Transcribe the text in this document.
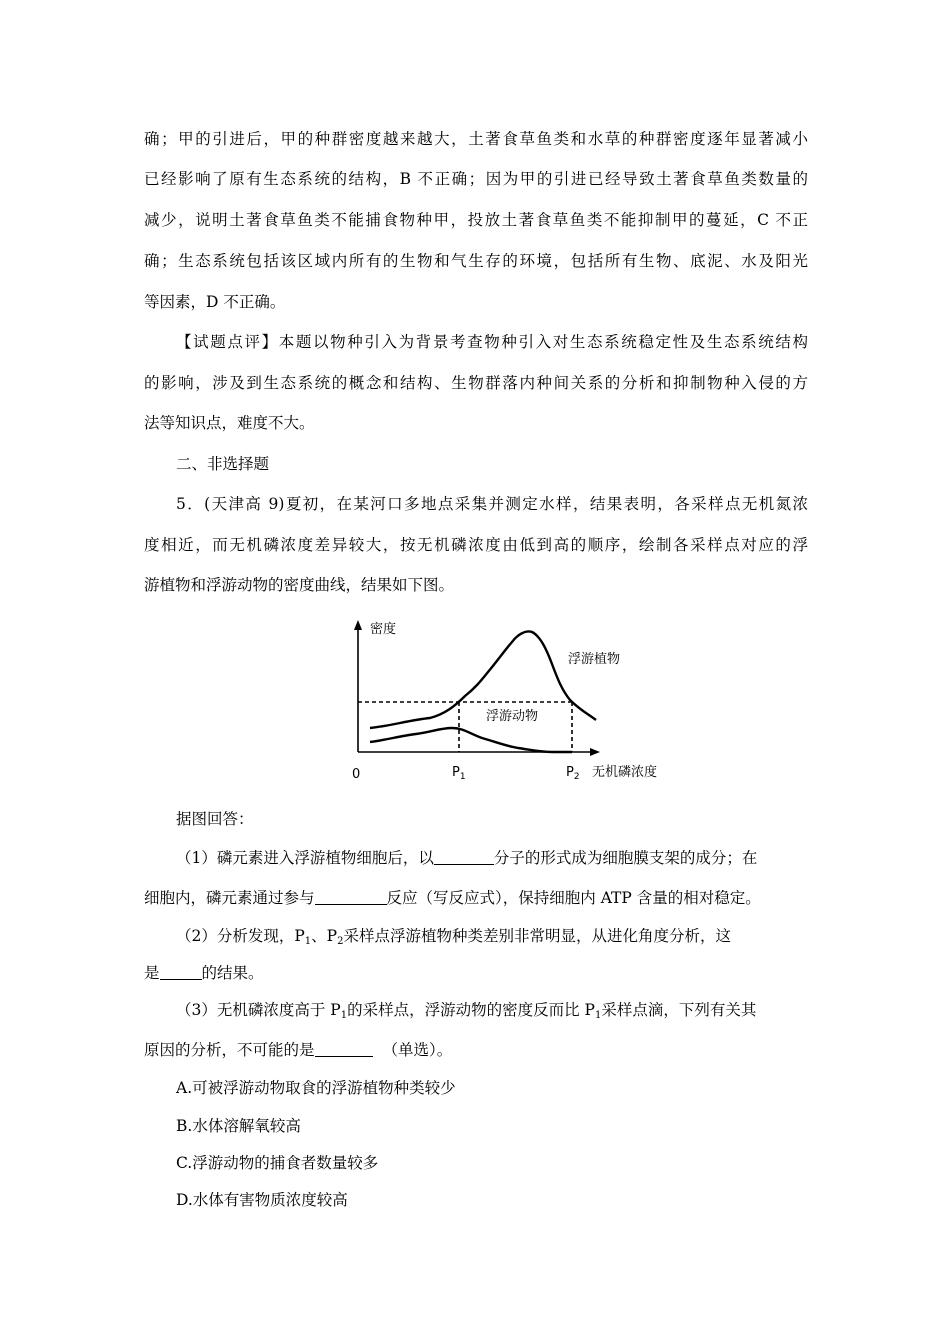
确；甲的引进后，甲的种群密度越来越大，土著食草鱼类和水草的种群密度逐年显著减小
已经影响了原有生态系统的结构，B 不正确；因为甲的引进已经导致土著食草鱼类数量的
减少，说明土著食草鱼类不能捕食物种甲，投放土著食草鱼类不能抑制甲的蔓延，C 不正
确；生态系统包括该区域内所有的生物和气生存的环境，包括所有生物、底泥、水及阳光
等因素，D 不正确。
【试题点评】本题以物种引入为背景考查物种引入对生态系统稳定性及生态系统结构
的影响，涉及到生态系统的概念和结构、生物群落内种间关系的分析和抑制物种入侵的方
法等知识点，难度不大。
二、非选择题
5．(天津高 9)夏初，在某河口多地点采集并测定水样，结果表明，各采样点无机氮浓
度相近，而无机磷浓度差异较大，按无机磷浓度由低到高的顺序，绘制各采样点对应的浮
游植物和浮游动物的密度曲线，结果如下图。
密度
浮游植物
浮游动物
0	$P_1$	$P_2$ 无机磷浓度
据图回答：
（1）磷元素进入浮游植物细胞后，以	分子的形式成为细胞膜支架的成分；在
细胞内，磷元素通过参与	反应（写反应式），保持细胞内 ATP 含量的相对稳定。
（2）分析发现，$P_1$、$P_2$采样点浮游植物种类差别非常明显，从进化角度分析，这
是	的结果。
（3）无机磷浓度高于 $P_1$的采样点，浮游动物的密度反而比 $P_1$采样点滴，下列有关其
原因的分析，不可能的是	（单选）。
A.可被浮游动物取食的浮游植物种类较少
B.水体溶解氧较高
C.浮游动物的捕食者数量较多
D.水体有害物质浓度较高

==

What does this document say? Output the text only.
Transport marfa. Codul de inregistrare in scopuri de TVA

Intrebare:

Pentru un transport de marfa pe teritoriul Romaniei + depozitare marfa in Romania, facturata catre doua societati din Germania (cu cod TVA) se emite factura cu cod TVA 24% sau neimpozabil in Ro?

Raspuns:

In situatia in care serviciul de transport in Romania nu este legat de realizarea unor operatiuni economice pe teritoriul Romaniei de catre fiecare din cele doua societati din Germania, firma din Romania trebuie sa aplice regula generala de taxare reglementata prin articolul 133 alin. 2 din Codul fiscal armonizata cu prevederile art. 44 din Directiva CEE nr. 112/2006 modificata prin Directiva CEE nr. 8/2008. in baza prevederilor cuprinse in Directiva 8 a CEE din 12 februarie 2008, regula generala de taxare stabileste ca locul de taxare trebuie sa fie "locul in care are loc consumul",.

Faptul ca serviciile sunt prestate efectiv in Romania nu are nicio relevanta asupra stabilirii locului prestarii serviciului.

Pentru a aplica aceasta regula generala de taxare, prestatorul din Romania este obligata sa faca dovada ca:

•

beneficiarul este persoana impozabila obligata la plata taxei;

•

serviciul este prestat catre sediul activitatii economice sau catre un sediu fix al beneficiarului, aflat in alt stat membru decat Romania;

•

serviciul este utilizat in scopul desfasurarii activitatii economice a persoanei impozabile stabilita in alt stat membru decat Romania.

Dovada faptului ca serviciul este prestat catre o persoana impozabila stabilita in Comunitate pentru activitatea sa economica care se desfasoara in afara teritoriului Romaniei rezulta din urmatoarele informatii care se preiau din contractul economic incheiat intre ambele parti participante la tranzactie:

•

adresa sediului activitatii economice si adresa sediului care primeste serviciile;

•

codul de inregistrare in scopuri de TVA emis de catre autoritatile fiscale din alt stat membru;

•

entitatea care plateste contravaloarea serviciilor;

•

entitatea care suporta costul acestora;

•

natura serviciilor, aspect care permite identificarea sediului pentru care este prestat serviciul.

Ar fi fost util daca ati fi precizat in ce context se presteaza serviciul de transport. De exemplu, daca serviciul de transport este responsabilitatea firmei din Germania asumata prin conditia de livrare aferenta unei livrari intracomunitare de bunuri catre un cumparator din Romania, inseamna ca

--

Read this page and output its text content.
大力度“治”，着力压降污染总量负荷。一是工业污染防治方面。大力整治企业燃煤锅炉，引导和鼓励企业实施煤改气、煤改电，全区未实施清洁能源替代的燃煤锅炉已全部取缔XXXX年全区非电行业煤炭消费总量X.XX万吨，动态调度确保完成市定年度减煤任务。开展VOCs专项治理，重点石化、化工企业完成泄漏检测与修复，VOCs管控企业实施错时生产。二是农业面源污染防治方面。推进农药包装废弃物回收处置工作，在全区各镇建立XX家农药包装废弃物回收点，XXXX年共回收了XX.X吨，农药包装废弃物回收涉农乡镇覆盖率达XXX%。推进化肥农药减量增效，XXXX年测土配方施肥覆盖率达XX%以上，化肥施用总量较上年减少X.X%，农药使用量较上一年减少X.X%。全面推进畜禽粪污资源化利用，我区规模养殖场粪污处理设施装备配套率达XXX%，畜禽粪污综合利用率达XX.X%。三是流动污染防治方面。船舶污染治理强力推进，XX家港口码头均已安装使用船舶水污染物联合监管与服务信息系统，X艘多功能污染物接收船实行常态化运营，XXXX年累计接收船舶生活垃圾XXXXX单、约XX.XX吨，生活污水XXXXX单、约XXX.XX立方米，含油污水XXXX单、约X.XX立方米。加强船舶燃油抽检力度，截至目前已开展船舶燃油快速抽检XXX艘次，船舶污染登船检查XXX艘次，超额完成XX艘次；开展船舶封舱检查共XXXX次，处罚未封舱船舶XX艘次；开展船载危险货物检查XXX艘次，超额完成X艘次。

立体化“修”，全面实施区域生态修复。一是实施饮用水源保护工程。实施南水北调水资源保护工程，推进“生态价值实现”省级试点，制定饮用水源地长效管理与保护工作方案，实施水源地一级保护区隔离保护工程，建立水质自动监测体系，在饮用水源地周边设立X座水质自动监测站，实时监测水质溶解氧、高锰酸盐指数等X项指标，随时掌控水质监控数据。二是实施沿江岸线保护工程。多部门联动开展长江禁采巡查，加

WHAT YOU WILL DO: Search the lines above for the string "sediului", then show every one that has it.

COMPLETE OUTPUT:
adresa sediului activitatii economice si adresa sediului care primeste serviciile;
natura serviciilor, aspect care permite identificarea sediului pentru care este prestat serviciul.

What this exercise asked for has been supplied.